## Work required
Scan the data below for the string "Вычисление". Show every line where it turns up.

# The input start

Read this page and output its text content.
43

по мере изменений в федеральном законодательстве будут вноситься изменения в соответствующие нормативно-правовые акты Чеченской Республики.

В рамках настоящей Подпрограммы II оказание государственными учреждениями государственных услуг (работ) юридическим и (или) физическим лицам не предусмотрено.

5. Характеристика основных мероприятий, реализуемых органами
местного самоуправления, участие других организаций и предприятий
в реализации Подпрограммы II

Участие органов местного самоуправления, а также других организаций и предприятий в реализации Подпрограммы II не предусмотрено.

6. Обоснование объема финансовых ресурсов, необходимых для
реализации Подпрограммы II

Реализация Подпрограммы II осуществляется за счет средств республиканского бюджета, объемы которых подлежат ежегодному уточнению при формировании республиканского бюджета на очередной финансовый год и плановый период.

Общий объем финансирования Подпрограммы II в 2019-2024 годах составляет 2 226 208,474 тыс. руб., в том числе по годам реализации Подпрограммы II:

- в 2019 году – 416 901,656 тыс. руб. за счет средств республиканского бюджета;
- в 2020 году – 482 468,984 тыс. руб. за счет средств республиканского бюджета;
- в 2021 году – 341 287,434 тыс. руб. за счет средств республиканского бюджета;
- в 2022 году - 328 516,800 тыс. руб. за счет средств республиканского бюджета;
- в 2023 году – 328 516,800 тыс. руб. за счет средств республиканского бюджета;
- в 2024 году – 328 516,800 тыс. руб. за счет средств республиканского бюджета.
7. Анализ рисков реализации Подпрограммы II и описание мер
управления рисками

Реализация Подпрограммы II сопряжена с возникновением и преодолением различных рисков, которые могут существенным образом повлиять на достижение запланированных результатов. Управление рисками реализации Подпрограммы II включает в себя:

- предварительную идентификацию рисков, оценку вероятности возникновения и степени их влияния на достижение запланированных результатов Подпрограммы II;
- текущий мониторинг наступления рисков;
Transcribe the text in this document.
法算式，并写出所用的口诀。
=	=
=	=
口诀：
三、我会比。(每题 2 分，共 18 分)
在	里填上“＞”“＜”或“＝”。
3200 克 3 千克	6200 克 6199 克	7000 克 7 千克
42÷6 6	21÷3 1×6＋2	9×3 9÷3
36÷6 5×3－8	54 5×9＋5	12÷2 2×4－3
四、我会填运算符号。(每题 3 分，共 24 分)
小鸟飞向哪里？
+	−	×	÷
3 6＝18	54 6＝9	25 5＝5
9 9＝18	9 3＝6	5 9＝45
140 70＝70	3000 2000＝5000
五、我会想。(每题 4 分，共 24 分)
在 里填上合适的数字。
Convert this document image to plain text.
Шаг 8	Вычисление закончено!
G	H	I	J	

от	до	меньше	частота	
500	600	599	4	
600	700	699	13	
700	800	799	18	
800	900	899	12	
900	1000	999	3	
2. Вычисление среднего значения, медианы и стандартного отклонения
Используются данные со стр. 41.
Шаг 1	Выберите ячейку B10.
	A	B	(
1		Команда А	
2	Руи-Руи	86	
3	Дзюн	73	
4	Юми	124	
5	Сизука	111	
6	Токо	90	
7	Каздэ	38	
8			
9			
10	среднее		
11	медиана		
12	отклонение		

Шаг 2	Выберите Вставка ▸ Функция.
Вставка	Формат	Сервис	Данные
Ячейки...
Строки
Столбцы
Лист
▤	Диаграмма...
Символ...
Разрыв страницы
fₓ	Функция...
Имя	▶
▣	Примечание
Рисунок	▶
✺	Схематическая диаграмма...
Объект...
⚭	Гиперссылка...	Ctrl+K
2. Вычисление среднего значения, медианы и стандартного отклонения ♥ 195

# The input end

## Answer to the task
Шаг 8	Вычисление закончено!
2. Вычисление среднего значения, медианы и стандартного отклонения
2. Вычисление среднего значения, медианы и стандартного отклонения ♥ 195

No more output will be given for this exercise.